- **Work to do**
Transcribe the entries that follow exactly as they appear, minus pictures.

Saved entries
* * * * *
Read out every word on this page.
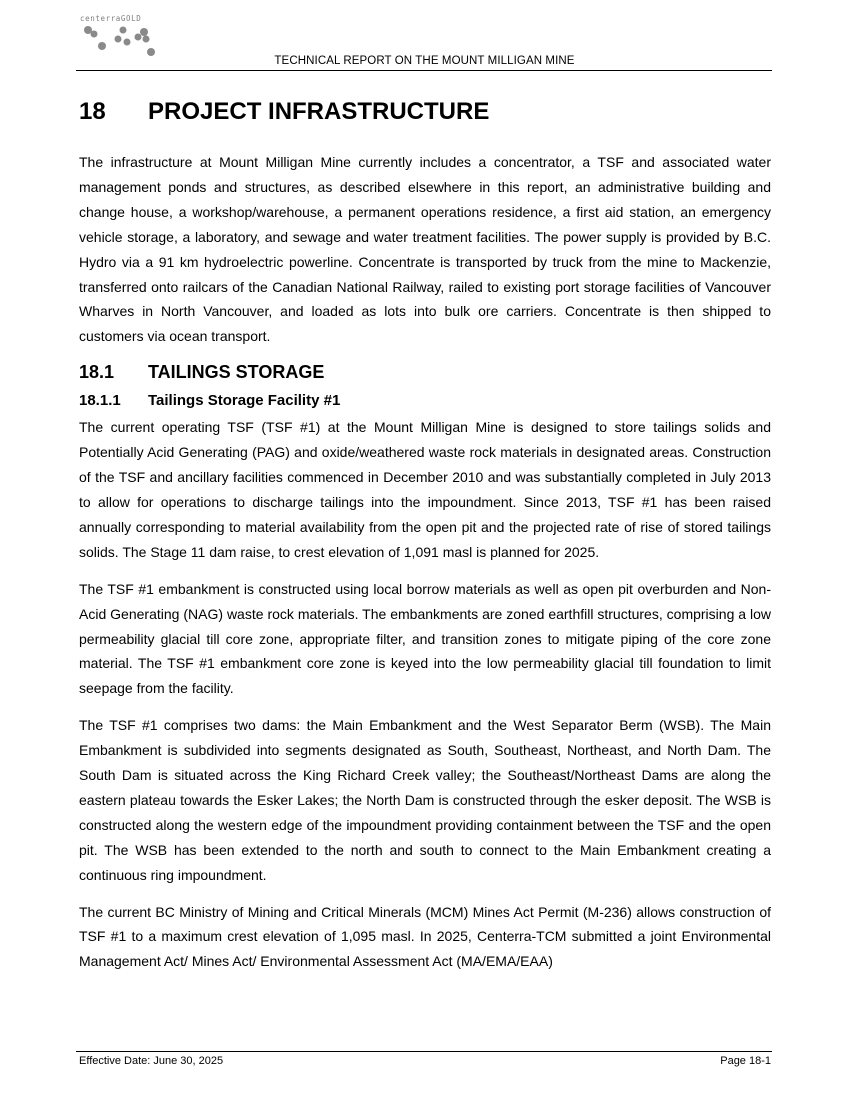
centerraGOLD
TECHNICAL REPORT ON THE MOUNT MILLIGAN MINE
18	PROJECT INFRASTRUCTURE

The infrastructure at Mount Milligan Mine currently includes a concentrator, a TSF and associated water management ponds and structures, as described elsewhere in this report, an administrative building and change house, a workshop/warehouse, a permanent operations residence, a first aid station, an emergency vehicle storage, a laboratory, and sewage and water treatment facilities. The power supply is provided by B.C. Hydro via a 91 km hydroelectric powerline. Concentrate is transported by truck from the mine to Mackenzie, transferred onto railcars of the Canadian National Railway, railed to existing port storage facilities of Vancouver Wharves in North Vancouver, and loaded as lots into bulk ore carriers. Concentrate is then shipped to customers via ocean transport.

18.1	TAILINGS STORAGE
18.1.1	Tailings Storage Facility #1

The current operating TSF (TSF #1) at the Mount Milligan Mine is designed to store tailings solids and Potentially Acid Generating (PAG) and oxide/weathered waste rock materials in designated areas. Construction of the TSF and ancillary facilities commenced in December 2010 and was substantially completed in July 2013 to allow for operations to discharge tailings into the impoundment. Since 2013, TSF #1 has been raised annually corresponding to material availability from the open pit and the projected rate of rise of stored tailings solids. The Stage 11 dam raise, to crest elevation of 1,091 masl is planned for 2025.

The TSF #1 embankment is constructed using local borrow materials as well as open pit overburden and Non-Acid Generating (NAG) waste rock materials. The embankments are zoned earthfill structures, comprising a low permeability glacial till core zone, appropriate filter, and transition zones to mitigate piping of the core zone material. The TSF #1 embankment core zone is keyed into the low permeability glacial till foundation to limit seepage from the facility.

The TSF #1 comprises two dams: the Main Embankment and the West Separator Berm (WSB). The Main Embankment is subdivided into segments designated as South, Southeast, Northeast, and North Dam. The South Dam is situated across the King Richard Creek valley; the Southeast/Northeast Dams are along the eastern plateau towards the Esker Lakes; the North Dam is constructed through the esker deposit. The WSB is constructed along the western edge of the impoundment providing containment between the TSF and the open pit. The WSB has been extended to the north and south to connect to the Main Embankment creating a continuous ring impoundment.

The current BC Ministry of Mining and Critical Minerals (MCM) Mines Act Permit (M-236) allows construction of TSF #1 to a maximum crest elevation of 1,095 masl. In 2025, Centerra-TCM submitted a joint Environmental Management Act/ Mines Act/ Environmental Assessment Act (MA/EMA/EAA)

Effective Date: June 30, 2025	Page 18-1
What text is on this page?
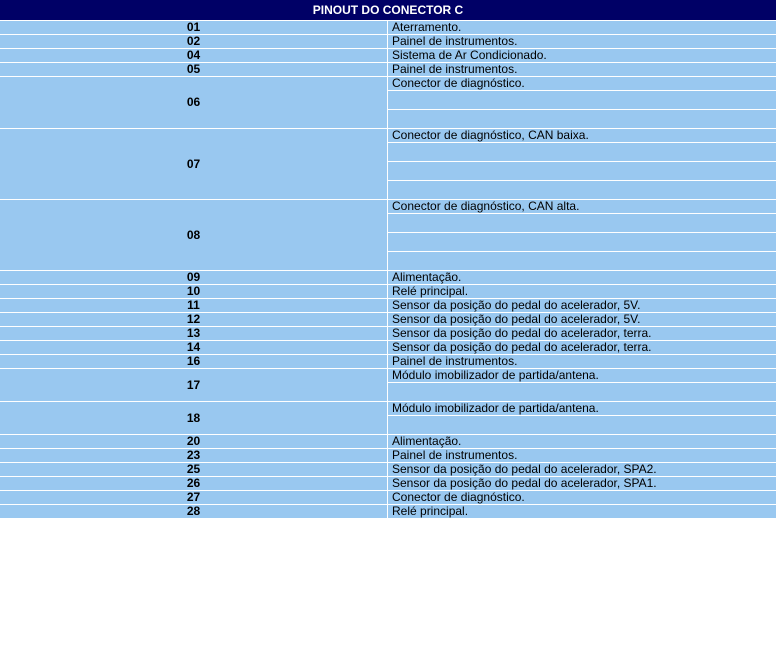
PINOUT DO CONECTOR C	
01	Aterramento.
02	Painel de instrumentos.
04	Sistema de Ar Condicionado.
05	Painel de instrumentos.
06	Conector de diagnóstico.

07	Conector de diagnóstico, CAN baixa.

08	Conector de diagnóstico, CAN alta.

09	Alimentação.
10	Relé principal.
11	Sensor da posição do pedal do acelerador, 5V.
12	Sensor da posição do pedal do acelerador, 5V.
13	Sensor da posição do pedal do acelerador, terra.
14	Sensor da posição do pedal do acelerador, terra.
16	Painel de instrumentos.
17	Módulo imobilizador de partida/antena.

18	Módulo imobilizador de partida/antena.

20	Alimentação.
23	Painel de instrumentos.
25	Sensor da posição do pedal do acelerador, SPA2.
26	Sensor da posição do pedal do acelerador, SPA1.
27	Conector de diagnóstico.
28	Relé principal.
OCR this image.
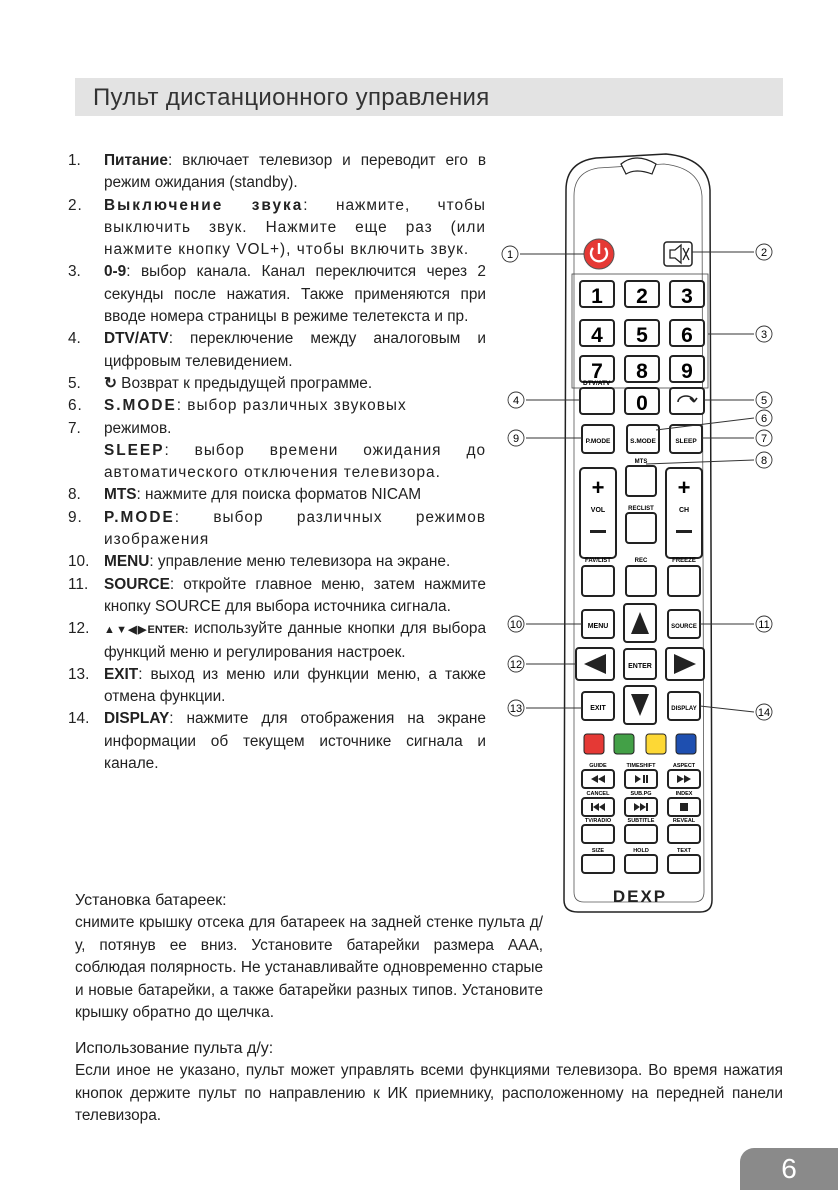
Пульт дистанционного управления
1. Питание: включает телевизор и переводит его в режим ожидания (standby).
2. Выключение звука: нажмите, чтобы выключить звук. Нажмите еще раз (или нажмите кнопку VOL+), чтобы включить звук.
3. 0-9: выбор канала. Канал переключится через 2 секунды после нажатия. Также применяются при вводе номера страницы в режиме телетекста и пр.
4. DTV/ATV: переключение между аналоговым и цифровым телевидением.
5. ↻ Возврат к предыдущей программе.
6. S.MODE: выбор различных звуковых
7. режимов.
SLEEP: выбор времени ожидания до автоматического отключения телевизора.
8. MTS: нажмите для поиска форматов NICAM
9. P.MODE: выбор различных режимов изображения
10. MENU: управление меню телевизора на экране.
11. SOURCE: откройте главное меню, затем нажмите кнопку SOURCE для выбора источника сигнала.
12. ▲▼◀▶ENTER: используйте данные кнопки для выбора функций меню и регулирования настроек.
13. EXIT: выход из меню или функции меню, а также отмена функции.
14. DISPLAY: нажмите для отображения на экране информации об текущем источнике сигнала и канале.
Установка батареек:

снимите крышку отсека для батареек на задней стенке пульта д/у, потянув ее вниз. Установите батарейки размера AAA, соблюдая полярность. Не устанавливайте одновременно старые и новые батарейки, а также батарейки разных типов. Установите крышку обратно до щелчка.

Использование пульта д/у:

Если иное не указано, пульт может управлять всеми функциями телевизора. Во время нажатия кнопок держите пульт по направлению к ИК приемнику, расположенному на передней панели телевизора.

1 2 3
4 5 6
7 8 9
DTV/ATV
0
P.MODE	S.MODE	SLEEP
+
VOL
+
CH
MTS
RECLIST
FAV/LIST	REC	FREEZE
MENU	SOURCE
ENTER
EXIT	DISPLAY
GUIDE	TIMESHIFT	ASPECT
CANCEL	SUB.PG	INDEX
TV/RADIO	SUBTITLE	REVEAL
SIZE	HOLD	TEXT
DEXP
1	2
3
4	5
6
7
8
9
10	11
12
13	14
6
* * * * *
- **Output of the task**
Read out every word on this page.
centerraGOLD
TECHNICAL REPORT ON THE MOUNT MILLIGAN MINE
18	PROJECT INFRASTRUCTURE

The infrastructure at Mount Milligan Mine currently includes a concentrator, a TSF and associated water management ponds and structures, as described elsewhere in this report, an administrative building and change house, a workshop/warehouse, a permanent operations residence, a first aid station, an emergency vehicle storage, a laboratory, and sewage and water treatment facilities. The power supply is provided by B.C. Hydro via a 91 km hydroelectric powerline. Concentrate is transported by truck from the mine to Mackenzie, transferred onto railcars of the Canadian National Railway, railed to existing port storage facilities of Vancouver Wharves in North Vancouver, and loaded as lots into bulk ore carriers. Concentrate is then shipped to customers via ocean transport.

18.1	TAILINGS STORAGE
18.1.1	Tailings Storage Facility #1

The current operating TSF (TSF #1) at the Mount Milligan Mine is designed to store tailings solids and Potentially Acid Generating (PAG) and oxide/weathered waste rock materials in designated areas. Construction of the TSF and ancillary facilities commenced in December 2010 and was substantially completed in July 2013 to allow for operations to discharge tailings into the impoundment. Since 2013, TSF #1 has been raised annually corresponding to material availability from the open pit and the projected rate of rise of stored tailings solids. The Stage 11 dam raise, to crest elevation of 1,091 masl is planned for 2025.

The TSF #1 embankment is constructed using local borrow materials as well as open pit overburden and Non-Acid Generating (NAG) waste rock materials. The embankments are zoned earthfill structures, comprising a low permeability glacial till core zone, appropriate filter, and transition zones to mitigate piping of the core zone material. The TSF #1 embankment core zone is keyed into the low permeability glacial till foundation to limit seepage from the facility.

The TSF #1 comprises two dams: the Main Embankment and the West Separator Berm (WSB). The Main Embankment is subdivided into segments designated as South, Southeast, Northeast, and North Dam. The South Dam is situated across the King Richard Creek valley; the Southeast/Northeast Dams are along the eastern plateau towards the Esker Lakes; the North Dam is constructed through the esker deposit. The WSB is constructed along the western edge of the impoundment providing containment between the TSF and the open pit. The WSB has been extended to the north and south to connect to the Main Embankment creating a continuous ring impoundment.

The current BC Ministry of Mining and Critical Minerals (MCM) Mines Act Permit (M-236) allows construction of TSF #1 to a maximum crest elevation of 1,095 masl. In 2025, Centerra-TCM submitted a joint Environmental Management Act/ Mines Act/ Environmental Assessment Act (MA/EMA/EAA)

Effective Date: June 30, 2025	Page 18-1
What text is on this page?
PINOUT DO CONECTOR C	
01	Aterramento.
02	Painel de instrumentos.
04	Sistema de Ar Condicionado.
05	Painel de instrumentos.
06	Conector de diagnóstico.

07	Conector de diagnóstico, CAN baixa.

08	Conector de diagnóstico, CAN alta.

09	Alimentação.
10	Relé principal.
11	Sensor da posição do pedal do acelerador, 5V.
12	Sensor da posição do pedal do acelerador, 5V.
13	Sensor da posição do pedal do acelerador, terra.
14	Sensor da posição do pedal do acelerador, terra.
16	Painel de instrumentos.
17	Módulo imobilizador de partida/antena.

18	Módulo imobilizador de partida/antena.

20	Alimentação.
23	Painel de instrumentos.
25	Sensor da posição do pedal do acelerador, SPA2.
26	Sensor da posição do pedal do acelerador, SPA1.
27	Conector de diagnóstico.
28	Relé principal.
OCR this image.
Пульт дистанционного управления
1. Питание: включает телевизор и переводит его в режим ожидания (standby).
2. Выключение звука: нажмите, чтобы выключить звук. Нажмите еще раз (или нажмите кнопку VOL+), чтобы включить звук.
3. 0-9: выбор канала. Канал переключится через 2 секунды после нажатия. Также применяются при вводе номера страницы в режиме телетекста и пр.
4. DTV/ATV: переключение между аналоговым и цифровым телевидением.
5. ↻ Возврат к предыдущей программе.
6. S.MODE: выбор различных звуковых
7. режимов.
SLEEP: выбор времени ожидания до автоматического отключения телевизора.
8. MTS: нажмите для поиска форматов NICAM
9. P.MODE: выбор различных режимов изображения
10. MENU: управление меню телевизора на экране.
11. SOURCE: откройте главное меню, затем нажмите кнопку SOURCE для выбора источника сигнала.
12. ▲▼◀▶ENTER: используйте данные кнопки для выбора функций меню и регулирования настроек.
13. EXIT: выход из меню или функции меню, а также отмена функции.
14. DISPLAY: нажмите для отображения на экране информации об текущем источнике сигнала и канале.
Установка батареек:

снимите крышку отсека для батареек на задней стенке пульта д/у, потянув ее вниз. Установите батарейки размера AAA, соблюдая полярность. Не устанавливайте одновременно старые и новые батарейки, а также батарейки разных типов. Установите крышку обратно до щелчка.

Использование пульта д/у:

Если иное не указано, пульт может управлять всеми функциями телевизора. Во время нажатия кнопок держите пульт по направлению к ИК приемнику, расположенному на передней панели телевизора.

1 2 3
4 5 6
7 8 9
DTV/ATV
0
P.MODE	S.MODE	SLEEP
+
VOL
+
CH
MTS
RECLIST
FAV/LIST	REC	FREEZE
MENU	SOURCE
ENTER
EXIT	DISPLAY
GUIDE	TIMESHIFT	ASPECT
CANCEL	SUB.PG	INDEX
TV/RADIO	SUBTITLE	REVEAL
SIZE	HOLD	TEXT
DEXP
1	2
3
4	5
6
7
8
9
10	11
12
13	14
6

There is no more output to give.